> **What the task requires**: Write out each record again exactly as it stands.

Data extracted from a collection:

• • •

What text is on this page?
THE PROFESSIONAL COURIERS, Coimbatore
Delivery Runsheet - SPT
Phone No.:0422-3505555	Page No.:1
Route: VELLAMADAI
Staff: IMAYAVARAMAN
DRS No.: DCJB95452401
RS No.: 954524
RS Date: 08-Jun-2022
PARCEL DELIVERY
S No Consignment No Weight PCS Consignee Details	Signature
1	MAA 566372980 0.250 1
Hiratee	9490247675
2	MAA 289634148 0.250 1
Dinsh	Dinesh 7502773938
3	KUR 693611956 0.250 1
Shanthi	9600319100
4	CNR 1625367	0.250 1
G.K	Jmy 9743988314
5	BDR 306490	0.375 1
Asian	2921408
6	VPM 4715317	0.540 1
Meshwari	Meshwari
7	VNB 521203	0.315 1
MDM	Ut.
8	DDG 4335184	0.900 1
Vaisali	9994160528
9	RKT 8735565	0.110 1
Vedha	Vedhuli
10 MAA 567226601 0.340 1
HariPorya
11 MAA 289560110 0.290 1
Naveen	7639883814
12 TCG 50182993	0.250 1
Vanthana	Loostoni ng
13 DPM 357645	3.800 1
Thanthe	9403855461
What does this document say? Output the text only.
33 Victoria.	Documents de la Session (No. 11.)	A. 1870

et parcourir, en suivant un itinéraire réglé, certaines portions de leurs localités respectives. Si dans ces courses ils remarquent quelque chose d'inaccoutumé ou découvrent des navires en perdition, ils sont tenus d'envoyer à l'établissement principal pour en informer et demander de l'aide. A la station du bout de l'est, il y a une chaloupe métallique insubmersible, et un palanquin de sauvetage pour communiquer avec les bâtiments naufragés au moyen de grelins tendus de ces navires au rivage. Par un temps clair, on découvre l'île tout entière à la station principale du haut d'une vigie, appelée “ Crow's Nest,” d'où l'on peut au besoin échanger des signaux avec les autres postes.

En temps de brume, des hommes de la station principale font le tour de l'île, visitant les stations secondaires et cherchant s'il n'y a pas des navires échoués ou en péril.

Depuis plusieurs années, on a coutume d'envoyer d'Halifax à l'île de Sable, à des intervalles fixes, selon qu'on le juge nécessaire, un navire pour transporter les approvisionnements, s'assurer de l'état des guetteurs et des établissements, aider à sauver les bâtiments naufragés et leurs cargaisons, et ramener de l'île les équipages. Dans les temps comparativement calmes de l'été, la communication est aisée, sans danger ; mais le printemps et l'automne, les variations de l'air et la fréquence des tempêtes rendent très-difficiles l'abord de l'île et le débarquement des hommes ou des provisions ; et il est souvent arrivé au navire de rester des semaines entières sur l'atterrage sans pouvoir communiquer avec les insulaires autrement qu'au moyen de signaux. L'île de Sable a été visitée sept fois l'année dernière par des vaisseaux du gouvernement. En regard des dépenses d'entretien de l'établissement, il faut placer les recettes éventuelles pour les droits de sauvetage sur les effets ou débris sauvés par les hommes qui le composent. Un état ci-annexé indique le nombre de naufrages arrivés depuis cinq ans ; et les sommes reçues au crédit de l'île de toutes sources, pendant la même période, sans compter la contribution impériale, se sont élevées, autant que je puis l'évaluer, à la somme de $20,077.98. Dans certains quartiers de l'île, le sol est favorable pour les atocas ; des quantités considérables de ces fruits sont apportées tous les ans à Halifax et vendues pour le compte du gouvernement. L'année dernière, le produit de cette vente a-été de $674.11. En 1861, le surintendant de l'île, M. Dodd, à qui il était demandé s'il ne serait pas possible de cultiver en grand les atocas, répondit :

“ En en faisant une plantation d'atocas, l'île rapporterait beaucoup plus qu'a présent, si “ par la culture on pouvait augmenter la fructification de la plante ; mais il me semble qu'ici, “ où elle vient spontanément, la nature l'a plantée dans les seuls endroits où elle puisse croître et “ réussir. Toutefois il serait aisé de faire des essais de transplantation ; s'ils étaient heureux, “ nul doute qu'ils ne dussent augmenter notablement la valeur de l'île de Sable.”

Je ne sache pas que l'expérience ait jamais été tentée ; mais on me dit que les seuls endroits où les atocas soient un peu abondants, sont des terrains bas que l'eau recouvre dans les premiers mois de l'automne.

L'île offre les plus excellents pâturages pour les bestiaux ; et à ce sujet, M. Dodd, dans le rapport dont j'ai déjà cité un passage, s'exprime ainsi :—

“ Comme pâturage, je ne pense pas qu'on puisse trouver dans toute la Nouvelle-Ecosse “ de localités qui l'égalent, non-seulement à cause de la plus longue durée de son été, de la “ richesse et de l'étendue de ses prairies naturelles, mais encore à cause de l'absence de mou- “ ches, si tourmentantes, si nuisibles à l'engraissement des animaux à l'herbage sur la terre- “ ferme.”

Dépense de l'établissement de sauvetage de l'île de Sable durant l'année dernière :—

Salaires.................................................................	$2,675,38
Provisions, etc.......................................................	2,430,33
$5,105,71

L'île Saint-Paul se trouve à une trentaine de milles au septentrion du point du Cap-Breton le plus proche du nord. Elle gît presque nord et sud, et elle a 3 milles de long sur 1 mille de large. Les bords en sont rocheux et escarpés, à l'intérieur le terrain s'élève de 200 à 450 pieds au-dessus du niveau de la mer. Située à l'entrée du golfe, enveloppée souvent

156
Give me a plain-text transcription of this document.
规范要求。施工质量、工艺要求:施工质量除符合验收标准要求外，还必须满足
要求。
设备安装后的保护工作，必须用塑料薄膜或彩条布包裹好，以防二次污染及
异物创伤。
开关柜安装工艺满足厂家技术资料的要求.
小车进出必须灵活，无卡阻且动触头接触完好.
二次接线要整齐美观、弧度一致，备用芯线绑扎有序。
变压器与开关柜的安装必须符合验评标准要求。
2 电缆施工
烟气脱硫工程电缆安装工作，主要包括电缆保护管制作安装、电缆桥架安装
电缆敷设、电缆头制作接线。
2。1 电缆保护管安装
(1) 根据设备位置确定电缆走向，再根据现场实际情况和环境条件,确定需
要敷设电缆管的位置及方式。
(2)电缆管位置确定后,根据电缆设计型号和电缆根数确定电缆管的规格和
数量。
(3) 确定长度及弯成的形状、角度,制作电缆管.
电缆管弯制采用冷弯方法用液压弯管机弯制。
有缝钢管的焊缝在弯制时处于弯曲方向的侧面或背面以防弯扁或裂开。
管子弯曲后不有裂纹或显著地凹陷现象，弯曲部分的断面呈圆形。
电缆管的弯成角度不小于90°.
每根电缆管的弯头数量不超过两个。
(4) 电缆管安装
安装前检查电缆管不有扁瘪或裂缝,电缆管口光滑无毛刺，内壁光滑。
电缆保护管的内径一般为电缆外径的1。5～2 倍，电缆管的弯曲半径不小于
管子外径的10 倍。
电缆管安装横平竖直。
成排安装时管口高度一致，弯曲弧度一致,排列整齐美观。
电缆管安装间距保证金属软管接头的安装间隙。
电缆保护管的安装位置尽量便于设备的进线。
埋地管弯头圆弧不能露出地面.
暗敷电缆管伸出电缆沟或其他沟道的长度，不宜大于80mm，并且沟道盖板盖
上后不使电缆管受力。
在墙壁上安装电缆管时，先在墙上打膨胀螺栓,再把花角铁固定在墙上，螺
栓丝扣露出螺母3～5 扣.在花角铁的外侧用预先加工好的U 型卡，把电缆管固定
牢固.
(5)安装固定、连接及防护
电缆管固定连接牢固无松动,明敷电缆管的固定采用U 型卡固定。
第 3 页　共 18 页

• • •

> **Written answer**:
What text is on this page?
THE PROFESSIONAL COURIERS, Coimbatore
Delivery Runsheet - SPT
Phone No.:0422-3505555	Page No.:1
Route: VELLAMADAI
Staff: IMAYAVARAMAN
DRS No.: DCJB95452401
RS No.: 954524
RS Date: 08-Jun-2022
PARCEL DELIVERY
S No Consignment No Weight PCS Consignee Details	Signature
1	MAA 566372980 0.250 1
Hiratee	9490247675
2	MAA 289634148 0.250 1
Dinsh	Dinesh 7502773938
3	KUR 693611956 0.250 1
Shanthi	9600319100
4	CNR 1625367	0.250 1
G.K	Jmy 9743988314
5	BDR 306490	0.375 1
Asian	2921408
6	VPM 4715317	0.540 1
Meshwari	Meshwari
7	VNB 521203	0.315 1
MDM	Ut.
8	DDG 4335184	0.900 1
Vaisali	9994160528
9	RKT 8735565	0.110 1
Vedha	Vedhuli
10 MAA 567226601 0.340 1
HariPorya
11 MAA 289560110 0.290 1
Naveen	7639883814
12 TCG 50182993	0.250 1
Vanthana	Loostoni ng
13 DPM 357645	3.800 1
Thanthe	9403855461
What does this document say? Output the text only.
33 Victoria.	Documents de la Session (No. 11.)	A. 1870

et parcourir, en suivant un itinéraire réglé, certaines portions de leurs localités respectives. Si dans ces courses ils remarquent quelque chose d'inaccoutumé ou découvrent des navires en perdition, ils sont tenus d'envoyer à l'établissement principal pour en informer et demander de l'aide. A la station du bout de l'est, il y a une chaloupe métallique insubmersible, et un palanquin de sauvetage pour communiquer avec les bâtiments naufragés au moyen de grelins tendus de ces navires au rivage. Par un temps clair, on découvre l'île tout entière à la station principale du haut d'une vigie, appelée “ Crow's Nest,” d'où l'on peut au besoin échanger des signaux avec les autres postes.

En temps de brume, des hommes de la station principale font le tour de l'île, visitant les stations secondaires et cherchant s'il n'y a pas des navires échoués ou en péril.

Depuis plusieurs années, on a coutume d'envoyer d'Halifax à l'île de Sable, à des intervalles fixes, selon qu'on le juge nécessaire, un navire pour transporter les approvisionnements, s'assurer de l'état des guetteurs et des établissements, aider à sauver les bâtiments naufragés et leurs cargaisons, et ramener de l'île les équipages. Dans les temps comparativement calmes de l'été, la communication est aisée, sans danger ; mais le printemps et l'automne, les variations de l'air et la fréquence des tempêtes rendent très-difficiles l'abord de l'île et le débarquement des hommes ou des provisions ; et il est souvent arrivé au navire de rester des semaines entières sur l'atterrage sans pouvoir communiquer avec les insulaires autrement qu'au moyen de signaux. L'île de Sable a été visitée sept fois l'année dernière par des vaisseaux du gouvernement. En regard des dépenses d'entretien de l'établissement, il faut placer les recettes éventuelles pour les droits de sauvetage sur les effets ou débris sauvés par les hommes qui le composent. Un état ci-annexé indique le nombre de naufrages arrivés depuis cinq ans ; et les sommes reçues au crédit de l'île de toutes sources, pendant la même période, sans compter la contribution impériale, se sont élevées, autant que je puis l'évaluer, à la somme de $20,077.98. Dans certains quartiers de l'île, le sol est favorable pour les atocas ; des quantités considérables de ces fruits sont apportées tous les ans à Halifax et vendues pour le compte du gouvernement. L'année dernière, le produit de cette vente a-été de $674.11. En 1861, le surintendant de l'île, M. Dodd, à qui il était demandé s'il ne serait pas possible de cultiver en grand les atocas, répondit :

“ En en faisant une plantation d'atocas, l'île rapporterait beaucoup plus qu'a présent, si “ par la culture on pouvait augmenter la fructification de la plante ; mais il me semble qu'ici, “ où elle vient spontanément, la nature l'a plantée dans les seuls endroits où elle puisse croître et “ réussir. Toutefois il serait aisé de faire des essais de transplantation ; s'ils étaient heureux, “ nul doute qu'ils ne dussent augmenter notablement la valeur de l'île de Sable.”

Je ne sache pas que l'expérience ait jamais été tentée ; mais on me dit que les seuls endroits où les atocas soient un peu abondants, sont des terrains bas que l'eau recouvre dans les premiers mois de l'automne.

L'île offre les plus excellents pâturages pour les bestiaux ; et à ce sujet, M. Dodd, dans le rapport dont j'ai déjà cité un passage, s'exprime ainsi :—

“ Comme pâturage, je ne pense pas qu'on puisse trouver dans toute la Nouvelle-Ecosse “ de localités qui l'égalent, non-seulement à cause de la plus longue durée de son été, de la “ richesse et de l'étendue de ses prairies naturelles, mais encore à cause de l'absence de mou- “ ches, si tourmentantes, si nuisibles à l'engraissement des animaux à l'herbage sur la terre- “ ferme.”

Dépense de l'établissement de sauvetage de l'île de Sable durant l'année dernière :—

Salaires.................................................................	$2,675,38
Provisions, etc.......................................................	2,430,33
$5,105,71

L'île Saint-Paul se trouve à une trentaine de milles au septentrion du point du Cap-Breton le plus proche du nord. Elle gît presque nord et sud, et elle a 3 milles de long sur 1 mille de large. Les bords en sont rocheux et escarpés, à l'intérieur le terrain s'élève de 200 à 450 pieds au-dessus du niveau de la mer. Située à l'entrée du golfe, enveloppée souvent

156
Give me a plain-text transcription of this document.
规范要求。施工质量、工艺要求:施工质量除符合验收标准要求外，还必须满足
要求。
设备安装后的保护工作，必须用塑料薄膜或彩条布包裹好，以防二次污染及
异物创伤。
开关柜安装工艺满足厂家技术资料的要求.
小车进出必须灵活，无卡阻且动触头接触完好.
二次接线要整齐美观、弧度一致，备用芯线绑扎有序。
变压器与开关柜的安装必须符合验评标准要求。
2 电缆施工
烟气脱硫工程电缆安装工作，主要包括电缆保护管制作安装、电缆桥架安装
电缆敷设、电缆头制作接线。
2。1 电缆保护管安装
(1) 根据设备位置确定电缆走向，再根据现场实际情况和环境条件,确定需
要敷设电缆管的位置及方式。
(2)电缆管位置确定后,根据电缆设计型号和电缆根数确定电缆管的规格和
数量。
(3) 确定长度及弯成的形状、角度,制作电缆管.
电缆管弯制采用冷弯方法用液压弯管机弯制。
有缝钢管的焊缝在弯制时处于弯曲方向的侧面或背面以防弯扁或裂开。
管子弯曲后不有裂纹或显著地凹陷现象，弯曲部分的断面呈圆形。
电缆管的弯成角度不小于90°.
每根电缆管的弯头数量不超过两个。
(4) 电缆管安装
安装前检查电缆管不有扁瘪或裂缝,电缆管口光滑无毛刺，内壁光滑。
电缆保护管的内径一般为电缆外径的1。5～2 倍，电缆管的弯曲半径不小于
管子外径的10 倍。
电缆管安装横平竖直。
成排安装时管口高度一致，弯曲弧度一致,排列整齐美观。
电缆管安装间距保证金属软管接头的安装间隙。
电缆保护管的安装位置尽量便于设备的进线。
埋地管弯头圆弧不能露出地面.
暗敷电缆管伸出电缆沟或其他沟道的长度，不宜大于80mm，并且沟道盖板盖
上后不使电缆管受力。
在墙壁上安装电缆管时，先在墙上打膨胀螺栓,再把花角铁固定在墙上，螺
栓丝扣露出螺母3～5 扣.在花角铁的外侧用预先加工好的U 型卡，把电缆管固定
牢固.
(5)安装固定、连接及防护
电缆管固定连接牢固无松动,明敷电缆管的固定采用U 型卡固定。
第 3 页　共 18 页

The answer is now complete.